Out of all the lines below, count those with the word "Beth". Give the number only.

** start of DATA IN THIS EXERCISE **

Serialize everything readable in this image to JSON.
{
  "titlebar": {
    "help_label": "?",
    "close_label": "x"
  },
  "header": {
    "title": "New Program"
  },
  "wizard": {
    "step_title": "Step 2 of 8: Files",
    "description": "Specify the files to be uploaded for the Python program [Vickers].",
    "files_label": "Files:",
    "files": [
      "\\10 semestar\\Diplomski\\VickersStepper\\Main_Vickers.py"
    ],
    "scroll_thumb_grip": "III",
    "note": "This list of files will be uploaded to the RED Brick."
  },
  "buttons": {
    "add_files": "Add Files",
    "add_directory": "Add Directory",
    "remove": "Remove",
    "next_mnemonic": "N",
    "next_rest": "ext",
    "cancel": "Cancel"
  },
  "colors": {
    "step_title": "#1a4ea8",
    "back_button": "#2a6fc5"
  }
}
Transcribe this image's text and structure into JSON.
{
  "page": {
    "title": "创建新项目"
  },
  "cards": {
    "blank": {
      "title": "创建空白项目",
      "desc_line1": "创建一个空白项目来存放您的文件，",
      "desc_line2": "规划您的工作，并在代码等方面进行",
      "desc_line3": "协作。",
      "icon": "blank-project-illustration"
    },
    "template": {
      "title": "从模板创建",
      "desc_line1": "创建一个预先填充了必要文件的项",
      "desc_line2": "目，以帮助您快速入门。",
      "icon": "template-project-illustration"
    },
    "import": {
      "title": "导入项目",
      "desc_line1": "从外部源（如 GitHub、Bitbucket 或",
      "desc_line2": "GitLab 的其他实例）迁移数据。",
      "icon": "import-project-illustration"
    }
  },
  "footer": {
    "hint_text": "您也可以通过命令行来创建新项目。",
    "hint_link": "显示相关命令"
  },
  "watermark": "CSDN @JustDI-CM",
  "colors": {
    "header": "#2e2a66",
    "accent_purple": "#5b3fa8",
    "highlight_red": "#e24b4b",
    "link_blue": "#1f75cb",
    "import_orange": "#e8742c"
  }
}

** end of DATA IN THIS EXERCISE **
** start of DATA IN THIS EXERCISE **

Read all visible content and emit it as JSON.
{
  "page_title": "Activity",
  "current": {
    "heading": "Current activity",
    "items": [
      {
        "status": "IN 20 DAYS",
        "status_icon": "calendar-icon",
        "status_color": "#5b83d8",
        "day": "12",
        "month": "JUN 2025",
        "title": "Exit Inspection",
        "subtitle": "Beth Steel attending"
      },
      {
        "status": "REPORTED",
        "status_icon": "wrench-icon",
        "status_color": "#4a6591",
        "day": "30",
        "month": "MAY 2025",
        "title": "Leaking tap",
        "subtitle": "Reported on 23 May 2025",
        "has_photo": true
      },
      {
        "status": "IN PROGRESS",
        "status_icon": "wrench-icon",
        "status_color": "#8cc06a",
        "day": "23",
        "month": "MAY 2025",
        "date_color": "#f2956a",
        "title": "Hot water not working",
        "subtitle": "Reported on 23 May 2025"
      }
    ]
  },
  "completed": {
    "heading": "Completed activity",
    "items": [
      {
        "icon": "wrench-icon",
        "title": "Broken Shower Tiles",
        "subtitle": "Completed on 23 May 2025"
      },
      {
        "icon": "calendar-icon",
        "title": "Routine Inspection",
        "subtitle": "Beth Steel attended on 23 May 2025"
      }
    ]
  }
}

** end of DATA IN THIS EXERCISE **

- [ANSWER TO THE TASK]:
2